What the exercise asks: Copy out every line in the entries below that includes "type".

-- Begin Input data --

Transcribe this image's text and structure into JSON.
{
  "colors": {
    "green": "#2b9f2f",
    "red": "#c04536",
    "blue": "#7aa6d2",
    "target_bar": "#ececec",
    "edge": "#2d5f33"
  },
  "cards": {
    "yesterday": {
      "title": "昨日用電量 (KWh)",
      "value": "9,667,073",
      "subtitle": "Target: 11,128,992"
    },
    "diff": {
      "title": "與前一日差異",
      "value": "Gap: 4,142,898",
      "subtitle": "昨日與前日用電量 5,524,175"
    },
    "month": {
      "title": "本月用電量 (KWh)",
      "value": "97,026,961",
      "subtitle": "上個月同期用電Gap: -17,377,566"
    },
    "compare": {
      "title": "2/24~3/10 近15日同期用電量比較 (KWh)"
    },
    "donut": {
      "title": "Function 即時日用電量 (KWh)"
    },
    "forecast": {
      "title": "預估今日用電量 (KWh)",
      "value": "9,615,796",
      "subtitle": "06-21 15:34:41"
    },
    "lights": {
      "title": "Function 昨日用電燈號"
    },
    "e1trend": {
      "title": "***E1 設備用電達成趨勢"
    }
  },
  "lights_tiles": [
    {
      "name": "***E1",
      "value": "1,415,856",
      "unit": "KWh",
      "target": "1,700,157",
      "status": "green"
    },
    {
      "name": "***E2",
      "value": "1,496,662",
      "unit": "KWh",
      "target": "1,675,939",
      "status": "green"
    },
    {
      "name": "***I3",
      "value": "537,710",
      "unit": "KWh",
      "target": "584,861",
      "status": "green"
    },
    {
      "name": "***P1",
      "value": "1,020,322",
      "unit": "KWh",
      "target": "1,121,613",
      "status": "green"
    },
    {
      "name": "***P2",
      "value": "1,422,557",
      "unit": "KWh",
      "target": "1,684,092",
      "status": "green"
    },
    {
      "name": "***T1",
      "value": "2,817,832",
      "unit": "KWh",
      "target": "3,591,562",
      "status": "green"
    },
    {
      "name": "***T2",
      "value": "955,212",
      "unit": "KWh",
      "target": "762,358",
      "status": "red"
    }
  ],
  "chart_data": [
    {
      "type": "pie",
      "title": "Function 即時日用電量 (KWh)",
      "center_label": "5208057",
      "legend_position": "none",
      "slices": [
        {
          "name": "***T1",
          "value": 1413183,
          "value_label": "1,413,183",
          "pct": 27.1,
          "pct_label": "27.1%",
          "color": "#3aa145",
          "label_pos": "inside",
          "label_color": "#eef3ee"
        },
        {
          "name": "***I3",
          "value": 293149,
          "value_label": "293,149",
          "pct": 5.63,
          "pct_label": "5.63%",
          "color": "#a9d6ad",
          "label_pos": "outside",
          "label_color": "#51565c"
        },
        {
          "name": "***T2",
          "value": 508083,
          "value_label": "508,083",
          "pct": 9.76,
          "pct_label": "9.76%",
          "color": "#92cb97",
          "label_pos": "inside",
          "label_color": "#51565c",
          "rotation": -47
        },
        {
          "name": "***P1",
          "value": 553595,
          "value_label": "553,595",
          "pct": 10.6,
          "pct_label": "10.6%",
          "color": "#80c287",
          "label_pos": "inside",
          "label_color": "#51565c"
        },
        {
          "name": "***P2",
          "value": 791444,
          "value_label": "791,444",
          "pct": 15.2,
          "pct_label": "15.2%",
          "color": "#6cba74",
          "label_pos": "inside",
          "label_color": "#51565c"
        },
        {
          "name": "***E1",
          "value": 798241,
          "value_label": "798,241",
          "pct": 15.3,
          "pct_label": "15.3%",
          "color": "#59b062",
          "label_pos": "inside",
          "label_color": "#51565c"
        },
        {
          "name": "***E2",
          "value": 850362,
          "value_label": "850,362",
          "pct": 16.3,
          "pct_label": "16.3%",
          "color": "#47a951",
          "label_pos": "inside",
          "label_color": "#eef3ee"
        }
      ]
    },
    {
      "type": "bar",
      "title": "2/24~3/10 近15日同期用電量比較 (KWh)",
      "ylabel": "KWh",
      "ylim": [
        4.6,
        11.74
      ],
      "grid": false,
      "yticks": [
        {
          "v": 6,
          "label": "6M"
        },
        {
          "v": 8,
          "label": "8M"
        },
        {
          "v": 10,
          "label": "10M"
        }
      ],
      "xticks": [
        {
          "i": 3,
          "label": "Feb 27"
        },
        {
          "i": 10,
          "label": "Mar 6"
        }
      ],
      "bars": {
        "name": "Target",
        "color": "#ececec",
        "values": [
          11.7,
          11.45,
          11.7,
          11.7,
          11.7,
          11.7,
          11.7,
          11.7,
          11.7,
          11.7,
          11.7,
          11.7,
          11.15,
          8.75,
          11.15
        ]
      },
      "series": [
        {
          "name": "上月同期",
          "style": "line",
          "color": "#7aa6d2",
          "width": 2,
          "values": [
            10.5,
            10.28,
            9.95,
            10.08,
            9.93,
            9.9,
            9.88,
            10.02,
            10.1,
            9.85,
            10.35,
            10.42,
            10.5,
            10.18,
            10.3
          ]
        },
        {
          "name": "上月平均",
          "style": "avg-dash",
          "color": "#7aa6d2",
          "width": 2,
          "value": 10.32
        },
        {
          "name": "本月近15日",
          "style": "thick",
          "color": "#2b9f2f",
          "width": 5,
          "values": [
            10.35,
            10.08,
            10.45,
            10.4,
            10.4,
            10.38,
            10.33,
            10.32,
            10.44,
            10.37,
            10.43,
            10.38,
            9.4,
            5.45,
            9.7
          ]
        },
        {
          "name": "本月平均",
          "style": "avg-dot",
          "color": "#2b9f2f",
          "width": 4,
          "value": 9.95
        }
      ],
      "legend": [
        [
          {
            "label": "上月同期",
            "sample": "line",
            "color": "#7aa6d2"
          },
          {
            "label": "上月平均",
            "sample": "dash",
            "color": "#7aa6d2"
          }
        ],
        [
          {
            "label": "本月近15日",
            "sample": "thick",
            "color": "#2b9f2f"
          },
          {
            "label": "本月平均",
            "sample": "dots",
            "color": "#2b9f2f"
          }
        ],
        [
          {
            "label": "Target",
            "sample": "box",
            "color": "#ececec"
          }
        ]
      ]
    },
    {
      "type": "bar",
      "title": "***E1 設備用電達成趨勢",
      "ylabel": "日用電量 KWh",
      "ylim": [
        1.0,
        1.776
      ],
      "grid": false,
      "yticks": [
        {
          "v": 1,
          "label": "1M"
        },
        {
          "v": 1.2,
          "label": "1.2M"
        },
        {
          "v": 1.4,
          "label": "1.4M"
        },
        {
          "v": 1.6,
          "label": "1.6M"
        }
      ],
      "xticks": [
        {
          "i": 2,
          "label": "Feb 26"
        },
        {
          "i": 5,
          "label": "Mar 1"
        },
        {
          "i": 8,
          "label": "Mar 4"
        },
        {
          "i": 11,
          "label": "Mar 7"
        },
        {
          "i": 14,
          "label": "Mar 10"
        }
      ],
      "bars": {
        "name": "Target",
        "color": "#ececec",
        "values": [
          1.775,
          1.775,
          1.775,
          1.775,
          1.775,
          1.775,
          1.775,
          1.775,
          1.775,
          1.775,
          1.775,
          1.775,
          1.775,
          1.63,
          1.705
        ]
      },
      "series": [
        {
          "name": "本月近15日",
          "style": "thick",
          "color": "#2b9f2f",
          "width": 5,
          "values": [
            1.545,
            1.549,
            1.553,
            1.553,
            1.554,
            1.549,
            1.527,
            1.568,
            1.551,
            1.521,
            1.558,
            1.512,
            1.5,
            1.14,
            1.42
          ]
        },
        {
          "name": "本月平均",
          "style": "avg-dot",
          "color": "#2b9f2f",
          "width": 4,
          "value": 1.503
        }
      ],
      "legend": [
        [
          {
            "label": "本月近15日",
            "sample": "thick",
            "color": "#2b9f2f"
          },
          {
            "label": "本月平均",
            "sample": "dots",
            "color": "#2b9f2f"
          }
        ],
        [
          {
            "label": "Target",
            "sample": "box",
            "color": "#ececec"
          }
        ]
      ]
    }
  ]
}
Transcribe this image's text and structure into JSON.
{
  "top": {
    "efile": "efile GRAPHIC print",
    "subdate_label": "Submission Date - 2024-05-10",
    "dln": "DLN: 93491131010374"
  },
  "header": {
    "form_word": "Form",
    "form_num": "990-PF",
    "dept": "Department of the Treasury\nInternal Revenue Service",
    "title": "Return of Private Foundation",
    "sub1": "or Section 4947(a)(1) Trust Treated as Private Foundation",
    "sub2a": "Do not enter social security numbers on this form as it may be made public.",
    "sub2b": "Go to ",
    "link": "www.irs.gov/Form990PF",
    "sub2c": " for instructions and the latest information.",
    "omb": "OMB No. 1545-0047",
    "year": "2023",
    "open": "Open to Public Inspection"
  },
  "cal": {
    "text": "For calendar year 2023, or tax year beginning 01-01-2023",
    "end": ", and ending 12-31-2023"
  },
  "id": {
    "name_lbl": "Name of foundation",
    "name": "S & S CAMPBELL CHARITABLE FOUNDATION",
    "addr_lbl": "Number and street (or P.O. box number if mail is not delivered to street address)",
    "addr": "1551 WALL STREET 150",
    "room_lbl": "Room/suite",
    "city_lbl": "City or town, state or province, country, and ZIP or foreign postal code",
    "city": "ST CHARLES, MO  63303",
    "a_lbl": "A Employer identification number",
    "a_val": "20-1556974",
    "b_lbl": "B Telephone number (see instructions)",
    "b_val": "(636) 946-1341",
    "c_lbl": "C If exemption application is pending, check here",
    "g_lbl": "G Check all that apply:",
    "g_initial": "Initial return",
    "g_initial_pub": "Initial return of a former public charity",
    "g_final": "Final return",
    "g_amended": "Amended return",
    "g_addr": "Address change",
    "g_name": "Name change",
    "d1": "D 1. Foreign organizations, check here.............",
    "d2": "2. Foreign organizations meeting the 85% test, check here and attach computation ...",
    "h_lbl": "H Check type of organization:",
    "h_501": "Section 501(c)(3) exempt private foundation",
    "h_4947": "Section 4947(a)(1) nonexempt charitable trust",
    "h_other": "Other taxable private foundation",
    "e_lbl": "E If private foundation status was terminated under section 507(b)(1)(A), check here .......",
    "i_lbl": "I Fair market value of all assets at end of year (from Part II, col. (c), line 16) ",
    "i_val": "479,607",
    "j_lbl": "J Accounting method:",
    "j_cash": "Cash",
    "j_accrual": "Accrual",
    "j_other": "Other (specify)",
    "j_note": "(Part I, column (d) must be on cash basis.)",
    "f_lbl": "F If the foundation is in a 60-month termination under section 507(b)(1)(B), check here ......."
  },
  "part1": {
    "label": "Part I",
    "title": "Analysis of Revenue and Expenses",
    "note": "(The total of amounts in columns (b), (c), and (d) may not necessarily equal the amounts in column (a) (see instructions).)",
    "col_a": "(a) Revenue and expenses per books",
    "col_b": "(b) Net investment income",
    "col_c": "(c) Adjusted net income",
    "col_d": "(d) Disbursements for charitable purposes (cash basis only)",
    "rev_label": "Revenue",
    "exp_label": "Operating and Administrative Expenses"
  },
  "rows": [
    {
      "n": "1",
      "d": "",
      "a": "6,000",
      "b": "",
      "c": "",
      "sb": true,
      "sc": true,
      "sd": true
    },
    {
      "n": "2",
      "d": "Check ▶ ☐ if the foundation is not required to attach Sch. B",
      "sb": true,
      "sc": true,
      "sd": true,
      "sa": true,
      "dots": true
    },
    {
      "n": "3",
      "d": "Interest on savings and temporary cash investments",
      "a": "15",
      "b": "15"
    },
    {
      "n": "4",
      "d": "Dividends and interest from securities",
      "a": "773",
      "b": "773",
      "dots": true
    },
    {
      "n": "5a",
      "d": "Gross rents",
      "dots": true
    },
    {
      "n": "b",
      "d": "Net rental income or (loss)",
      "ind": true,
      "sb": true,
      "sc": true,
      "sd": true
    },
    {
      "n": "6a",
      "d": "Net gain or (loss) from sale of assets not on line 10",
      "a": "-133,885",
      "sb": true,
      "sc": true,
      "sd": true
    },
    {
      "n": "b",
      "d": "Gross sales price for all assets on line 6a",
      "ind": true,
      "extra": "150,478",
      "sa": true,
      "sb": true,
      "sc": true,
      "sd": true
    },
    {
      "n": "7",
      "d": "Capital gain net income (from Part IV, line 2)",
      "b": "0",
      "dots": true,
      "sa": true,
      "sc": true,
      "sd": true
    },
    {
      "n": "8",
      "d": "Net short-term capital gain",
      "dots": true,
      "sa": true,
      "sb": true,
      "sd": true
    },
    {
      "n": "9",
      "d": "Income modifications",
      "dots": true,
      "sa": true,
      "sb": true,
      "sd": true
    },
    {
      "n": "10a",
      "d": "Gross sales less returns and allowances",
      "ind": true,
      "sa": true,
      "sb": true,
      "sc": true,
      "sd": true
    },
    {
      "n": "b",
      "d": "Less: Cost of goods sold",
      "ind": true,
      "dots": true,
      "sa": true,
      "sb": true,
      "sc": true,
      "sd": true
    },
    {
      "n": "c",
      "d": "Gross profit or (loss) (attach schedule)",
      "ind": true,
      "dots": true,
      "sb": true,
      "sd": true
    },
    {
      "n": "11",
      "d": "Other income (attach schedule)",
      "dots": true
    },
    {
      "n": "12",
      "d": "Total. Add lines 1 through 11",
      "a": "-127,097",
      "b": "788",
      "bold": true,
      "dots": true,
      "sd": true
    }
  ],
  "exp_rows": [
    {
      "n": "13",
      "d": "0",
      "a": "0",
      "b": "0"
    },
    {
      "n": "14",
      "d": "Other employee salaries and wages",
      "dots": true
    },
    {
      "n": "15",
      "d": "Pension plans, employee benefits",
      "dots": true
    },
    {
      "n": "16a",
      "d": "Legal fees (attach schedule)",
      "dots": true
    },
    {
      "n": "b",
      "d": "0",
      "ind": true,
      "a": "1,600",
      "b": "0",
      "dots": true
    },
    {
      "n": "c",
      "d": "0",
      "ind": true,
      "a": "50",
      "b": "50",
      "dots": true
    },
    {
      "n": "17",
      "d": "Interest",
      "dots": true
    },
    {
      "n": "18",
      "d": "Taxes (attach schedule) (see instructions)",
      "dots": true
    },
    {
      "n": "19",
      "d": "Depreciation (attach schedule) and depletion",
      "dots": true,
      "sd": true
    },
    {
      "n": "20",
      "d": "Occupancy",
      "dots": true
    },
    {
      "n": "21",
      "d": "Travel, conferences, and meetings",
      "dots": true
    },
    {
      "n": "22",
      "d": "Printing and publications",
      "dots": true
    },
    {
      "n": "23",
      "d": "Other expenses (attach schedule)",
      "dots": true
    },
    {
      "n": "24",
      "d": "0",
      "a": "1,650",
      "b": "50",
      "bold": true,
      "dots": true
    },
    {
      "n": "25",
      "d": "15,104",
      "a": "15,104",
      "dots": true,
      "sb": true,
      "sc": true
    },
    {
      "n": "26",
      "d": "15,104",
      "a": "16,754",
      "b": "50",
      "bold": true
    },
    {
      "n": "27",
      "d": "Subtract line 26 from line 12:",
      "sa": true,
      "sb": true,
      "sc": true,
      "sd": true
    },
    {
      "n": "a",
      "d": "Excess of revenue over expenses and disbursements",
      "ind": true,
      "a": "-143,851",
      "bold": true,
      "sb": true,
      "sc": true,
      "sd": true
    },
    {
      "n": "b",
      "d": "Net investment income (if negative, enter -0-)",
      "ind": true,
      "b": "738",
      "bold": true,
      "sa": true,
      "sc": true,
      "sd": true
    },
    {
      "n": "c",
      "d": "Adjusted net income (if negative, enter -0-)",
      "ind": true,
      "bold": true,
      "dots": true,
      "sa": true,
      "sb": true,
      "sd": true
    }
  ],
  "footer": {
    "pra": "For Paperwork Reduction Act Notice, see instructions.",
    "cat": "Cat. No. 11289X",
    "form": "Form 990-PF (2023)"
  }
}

-- End Input data --

Result of the exercise:
      "type": "pie",
      "type": "bar",
      "type": "bar",
    "h_lbl": "H Check type of organization:",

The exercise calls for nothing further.